# Instructions to follow
Would you output the lines from the one with "Read this page and output its text content." through the last line of the material below, exactly, but without pictures?

# The records
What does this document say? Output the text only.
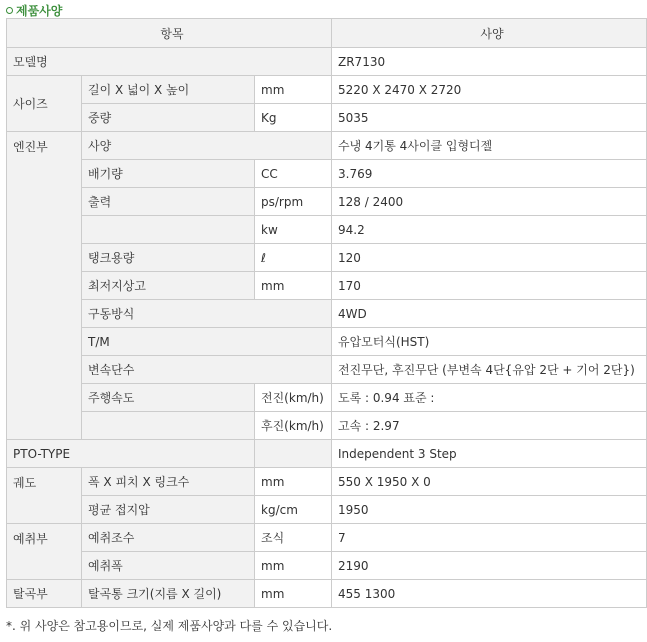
제품사양
항목			사양
모델명			ZR7130
사이즈	길이 X 넓이 X 높이	mm	5220 X 2470 X 2720
	중량	Kg	5035
엔진부	사양		수냉 4기통 4사이클 입형디젤
	배기량	CC	3.769
	출력	ps/rpm	128 / 2400
		kw	94.2
	탱크용량	ℓ	120
	최저지상고	mm	170
	구동방식		4WD
	T/M		유압모터식(HST)
	변속단수		전진무단, 후진무단 (부변속 4단{유압 2단 + 기어 2단})
	주행속도	전진(km/h)	도록 : 0.94 표준 :
		후진(km/h)	고속 : 2.97
PTO-TYPE			Independent 3 Step
궤도	폭 X 피치 X 링크수	mm	550 X 1950 X 0
	평균 접지압	kg/cm	1950
예취부	예취조수	조식	7
	예취폭	mm	2190
탈곡부	탈곡통 크기(지름 X 길이)	mm	455 1300
*. 위 사양은 참고용이므로, 실제 제품사양과 다를 수 있습니다.
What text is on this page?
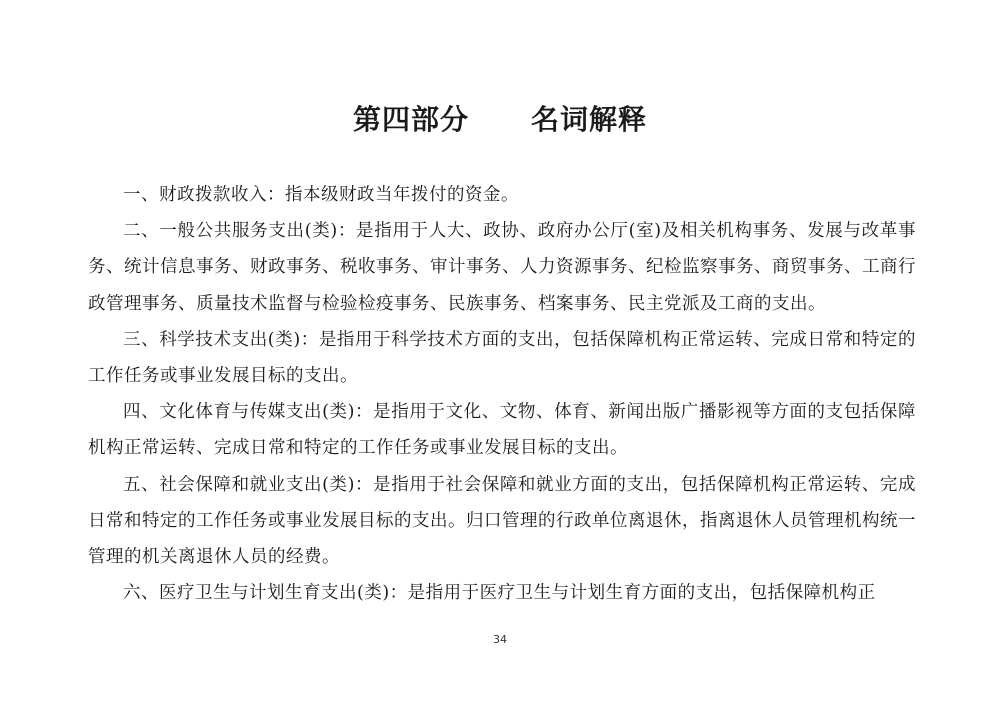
第四部分 名词解释

一、财政拨款收入：指本级财政当年拨付的资金。

二、一般公共服务支出(类)：是指用于人大、政协、政府办公厅(室)及相关机构事务、发展与改革事务、统计信息事务、财政事务、税收事务、审计事务、人力资源事务、纪检监察事务、商贸事务、工商行政管理事务、质量技术监督与检验检疫事务、民族事务、档案事务、民主党派及工商的支出。

三、科学技术支出(类)：是指用于科学技术方面的支出，包括保障机构正常运转、完成日常和特定的工作任务或事业发展目标的支出。

四、文化体育与传媒支出(类)：是指用于文化、文物、体育、新闻出版广播影视等方面的支包括保障机构正常运转、完成日常和特定的工作任务或事业发展目标的支出。

五、社会保障和就业支出(类)：是指用于社会保障和就业方面的支出，包括保障机构正常运转、完成日常和特定的工作任务或事业发展目标的支出。归口管理的行政单位离退休，指离退休人员管理机构统一管理的机关离退休人员的经费。

六、医疗卫生与计划生育支出(类)：是指用于医疗卫生与计划生育方面的支出，包括保障机构正

34
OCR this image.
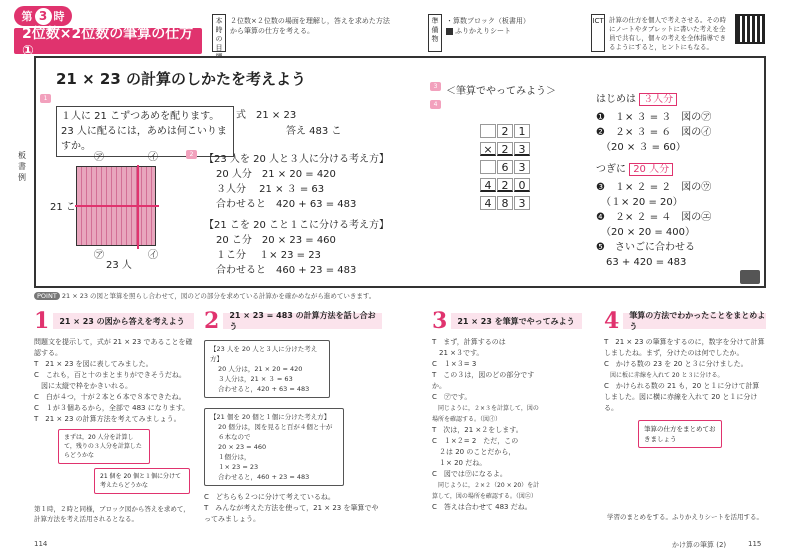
第 3 時
2位数×2位数の筆算の仕方 ①
本時の目
２位数×２位数の場面を理解し，答えを求めた方法から筆算の仕方を考える。
準備物
・算数ブロック（板書用）
ふりかえりシート
ICT 計算の仕方を個人で考えさせる。その時にノートやタブレットに書いた考えを全員で共有し，個々の考えを全体指導できるようにすると，ヒントにもなる。
板書例
21 × 23 の計算のしかたを考えよう
1
１人に 21 こずつあめを配ります。
23 人に配るには，あめは何こいりますか。
式　21 × 23
答え 483 こ
㋐	㋑
21 こ
㋐	㋑
23 人
2	【23 人を 20 人と３人に分ける考え方】
20 人分　21 × 20 = 420
３人分　 21 × ３ = 63
合わせると　420 + 63 = 483
【21 こを 20 こと１こに分ける考え方】
20 こ分　20 × 23 = 460
１こ分　 １× 23 = 23
合わせると　460 + 23 = 483
3 ＜筆算でやってみよう＞
4
2 1
× 2 3
6 3
4 2 0
4 8 3
はじめは ３人分
❶　１× ３ = ３　図の㋐
❷　２× ３ = ６　図の㋑
　（20 × ３ = 60）
つぎに 20 人分
❸　１× ２ = ２　図の㋒
　（１× 20 = 20）
❹　２× ２ = ４　図の㋓
　（20 × 20 = 400）
❺　さいごに合わせる
　63 + 420 = 483
POINT 21 × 23 の図と筆算を照らし合わせて，図のどの部分を求めている計算かを確かめながら進めていきます。
1	21 × 23 の図から答えを考えよう
問題文を提示して，式が 21 × 23 であることを確認する。
T　21 × 23 を図に表してみました。
C　これも，百と十のまとまりができそうだね。
　図に太縦で枠をかきいれる。
C　白が４つ，十が２本と６本で８本できたね。
C　１が３個あるから，全部で 483 になります。
T　21 × 23 の計算方法を考えてみましょう。
まずは，20 人分を計算して，残りの３人分を計算したらどうかな
21 個を 20 個と１個に分けて考えたらどうかな
第１時，２時と同様，ブロック図から答えを求めて，計算方法を考え活用されるとなる。
2	21 × 23 = 483 の計算方法を話し合おう
【23 人を 20 人と３人に分けた考え方】
20 人分は，21 × 20 = 420
３人分は，21 × ３ = 63
合わせると，420 + 63 = 483
【21 個を 20 個と１個に分けた考え方】
20 個分は，図を見ると百が４個と十が６本なので
20 × 23 = 460
１個分は，
１× 23 = 23
合わせると，460 + 23 = 483
C　どちらも２つに分けて考えているね。
T　みんなが考えた方法を使って，21 × 23 を筆算でやってみましょう。
3	21 × 23 を筆算でやってみよう
T　まず，計算するのは
　21 ×３です。
C　１×３= 3
T　この３は，図のどの部分ですか。
C　㋐です。
　同じように，２×３を計算して，図の場所を確認する。（図㋑）
T　次は，21 ×２をします。
C　１×２= 2　ただ，この
　２は 20 のことだから，
　１× 20 だね。
C　図では㋒になるよ。
　同じように，２×２（20 × 20）を計算して，図の場所を確認する。（図㋓）
C　答えは合わせて 483 だね。
4	筆算の方法でわかったことをまとめよう
T　21 × 23 の筆算をするのに，数字を分けて計算しましたね。まず，分けたのは何でしたか。
C　かける数の 23 を 20 と３に分けました。
　図に板に赤線を入れて 20 と３に分ける。
C　かけられる数の 21 も，20 と１に分けて計算しました。図に横に赤線を入れて 20 と１に分ける。
筆算の仕方をまとめておきましょう
学習のまとめをする。ふりかえりシートを活用する。
114	かけ算の筆算 (2)	115
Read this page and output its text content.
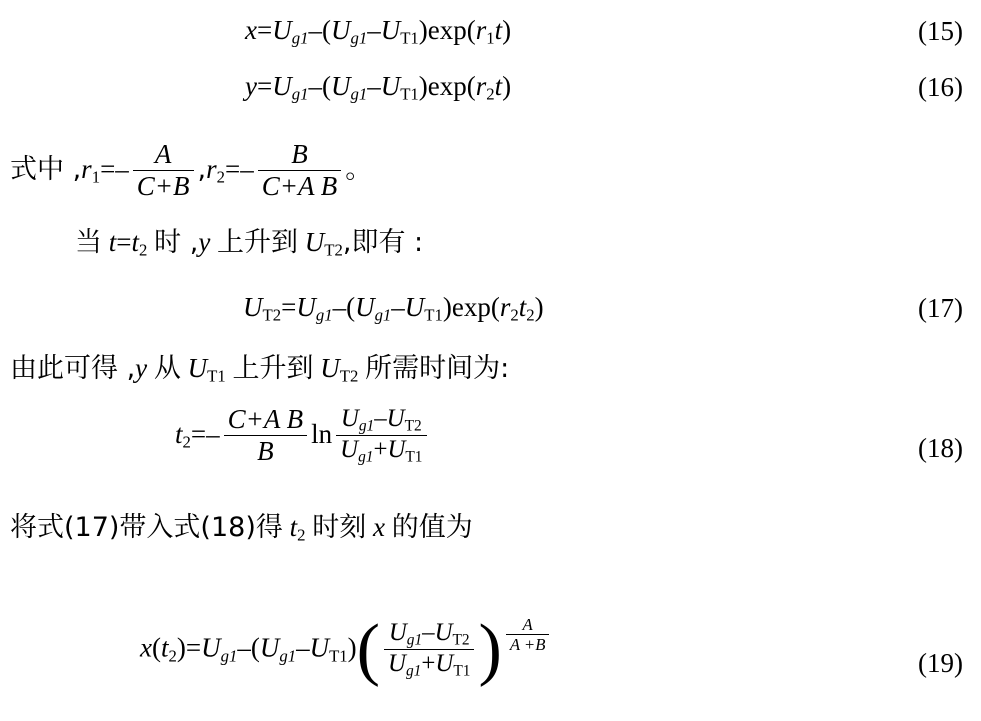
$x=U_{g1}-(U_{g1}-UT1)\exp(r1t)$	(15)
$y=U_{g1}-(U_{g1}-UT1)\exp(r2t)$	(16)
式中 $,r1=- \frac{A}{C+B} ,r2=- \frac{B}{\text{C+A B}}$ 。
当 t=t2 时 ,y 上升到 UT2,即有 :
$UT2=U_{g1}-(U_{g1}-UT1)\exp(r2t2)$	(17)
由此可得 ,y 从 UT1 上升到 UT2 所需时间为:
$t2=- \frac{\text{C+A B}}{B}$ $\ln \frac{U_{g1}-UT2}{U_{g1}+UT1}$	(18)
将式(17)带入式(18)得 t2 时刻 x 的值为
$x(t2)=U_{g1}-(U_{g1}-UT1)( \frac{U_{g1}-UT2}{U_{g1}+UT1}$ ) $\frac{A}{A +B}$
(19)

# In response
Read this page and output its text content.
$x=U_{g1}-(U_{g1}-UT1)\exp(r1t)$	(15)
$y=U_{g1}-(U_{g1}-UT1)\exp(r2t)$	(16)
式中 $,r1=- \frac{A}{C+B} ,r2=- \frac{B}{\text{C+A B}}$ 。
当 t=t2 时 ,y 上升到 UT2,即有 :
$UT2=U_{g1}-(U_{g1}-UT1)\exp(r2t2)$	(17)
由此可得 ,y 从 UT1 上升到 UT2 所需时间为:
$t2=- \frac{\text{C+A B}}{B}$ $\ln \frac{U_{g1}-UT2}{U_{g1}+UT1}$	(18)
将式(17)带入式(18)得 t2 时刻 x 的值为
$x(t2)=U_{g1}-(U_{g1}-UT1)( \frac{U_{g1}-UT2}{U_{g1}+UT1}$ ) $\frac{A}{A +B}$
(19)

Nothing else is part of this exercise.